:: Task to complete ::
Quote the records that follow in full, leaving the pictures out.

———

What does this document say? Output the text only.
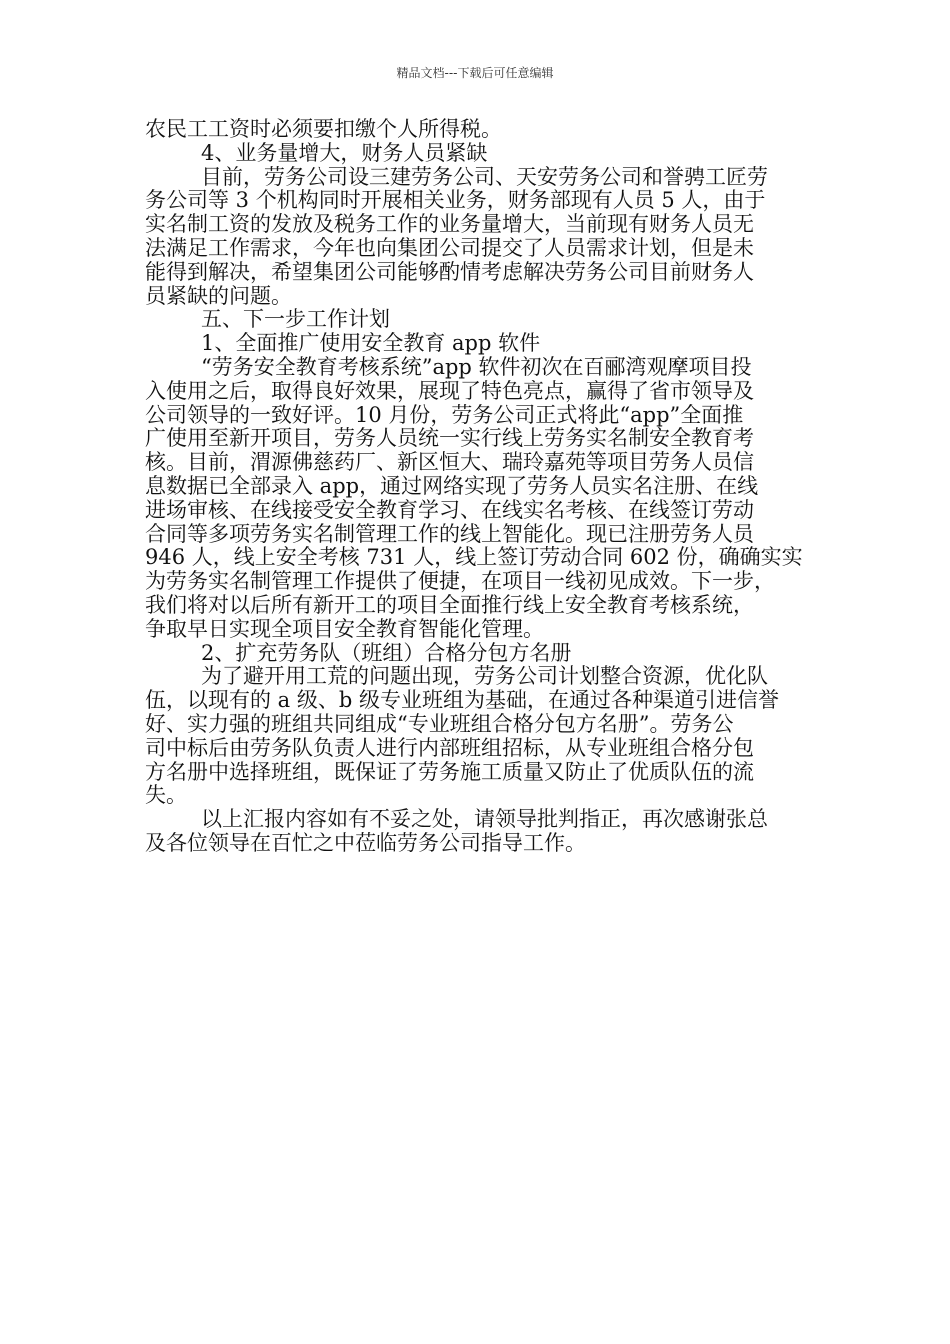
精品文档---下载后可任意编辑

农民工工资时必须要扣缴个人所得税。

4、业务量增大，财务人员紧缺

目前，劳务公司设三建劳务公司、天安劳务公司和誉骋工匠劳

务公司等 3 个机构同时开展相关业务，财务部现有人员 5 人，由于

实名制工资的发放及税务工作的业务量增大，当前现有财务人员无

法满足工作需求，今年也向集团公司提交了人员需求计划，但是未

能得到解决，希望集团公司能够酌情考虑解决劳务公司目前财务人

员紧缺的问题。

五、下一步工作计划

1、全面推广使用安全教育 app 软件

“劳务安全教育考核系统”app 软件初次在百郦湾观摩项目投

入使用之后，取得良好效果，展现了特色亮点，赢得了省市领导及

公司领导的一致好评。10 月份，劳务公司正式将此“app”全面推

广使用至新开项目，劳务人员统一实行线上劳务实名制安全教育考

核。目前，渭源佛慈药厂、新区恒大、瑞玲嘉苑等项目劳务人员信

息数据已全部录入 app，通过网络实现了劳务人员实名注册、在线

进场审核、在线接受安全教育学习、在线实名考核、在线签订劳动

合同等多项劳务实名制管理工作的线上智能化。现已注册劳务人员

946 人，线上安全考核 731 人，线上签订劳动合同 602 份，确确实实

为劳务实名制管理工作提供了便捷，在项目一线初见成效。下一步，

我们将对以后所有新开工的项目全面推行线上安全教育考核系统，

争取早日实现全项目安全教育智能化管理。

2、扩充劳务队（班组）合格分包方名册

为了避开用工荒的问题出现，劳务公司计划整合资源，优化队

伍，以现有的 a 级、b 级专业班组为基础，在通过各种渠道引进信誉

好、实力强的班组共同组成“专业班组合格分包方名册”。劳务公

司中标后由劳务队负责人进行内部班组招标，从专业班组合格分包

方名册中选择班组，既保证了劳务施工质量又防止了优质队伍的流

失。

以上汇报内容如有不妥之处，请领导批判指正，再次感谢张总

及各位领导在百忙之中莅临劳务公司指导工作。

———

:: Written solution ::
What does this document say? Output the text only.
精品文档---下载后可任意编辑

农民工工资时必须要扣缴个人所得税。

4、业务量增大，财务人员紧缺

目前，劳务公司设三建劳务公司、天安劳务公司和誉骋工匠劳

务公司等 3 个机构同时开展相关业务，财务部现有人员 5 人，由于

实名制工资的发放及税务工作的业务量增大，当前现有财务人员无

法满足工作需求，今年也向集团公司提交了人员需求计划，但是未

能得到解决，希望集团公司能够酌情考虑解决劳务公司目前财务人

员紧缺的问题。

五、下一步工作计划

1、全面推广使用安全教育 app 软件

“劳务安全教育考核系统”app 软件初次在百郦湾观摩项目投

入使用之后，取得良好效果，展现了特色亮点，赢得了省市领导及

公司领导的一致好评。10 月份，劳务公司正式将此“app”全面推

广使用至新开项目，劳务人员统一实行线上劳务实名制安全教育考

核。目前，渭源佛慈药厂、新区恒大、瑞玲嘉苑等项目劳务人员信

息数据已全部录入 app，通过网络实现了劳务人员实名注册、在线

进场审核、在线接受安全教育学习、在线实名考核、在线签订劳动

合同等多项劳务实名制管理工作的线上智能化。现已注册劳务人员

946 人，线上安全考核 731 人，线上签订劳动合同 602 份，确确实实

为劳务实名制管理工作提供了便捷，在项目一线初见成效。下一步，

我们将对以后所有新开工的项目全面推行线上安全教育考核系统，

争取早日实现全项目安全教育智能化管理。

2、扩充劳务队（班组）合格分包方名册

为了避开用工荒的问题出现，劳务公司计划整合资源，优化队

伍，以现有的 a 级、b 级专业班组为基础，在通过各种渠道引进信誉

好、实力强的班组共同组成“专业班组合格分包方名册”。劳务公

司中标后由劳务队负责人进行内部班组招标，从专业班组合格分包

方名册中选择班组，既保证了劳务施工质量又防止了优质队伍的流

失。

以上汇报内容如有不妥之处，请领导批判指正，再次感谢张总

及各位领导在百忙之中莅临劳务公司指导工作。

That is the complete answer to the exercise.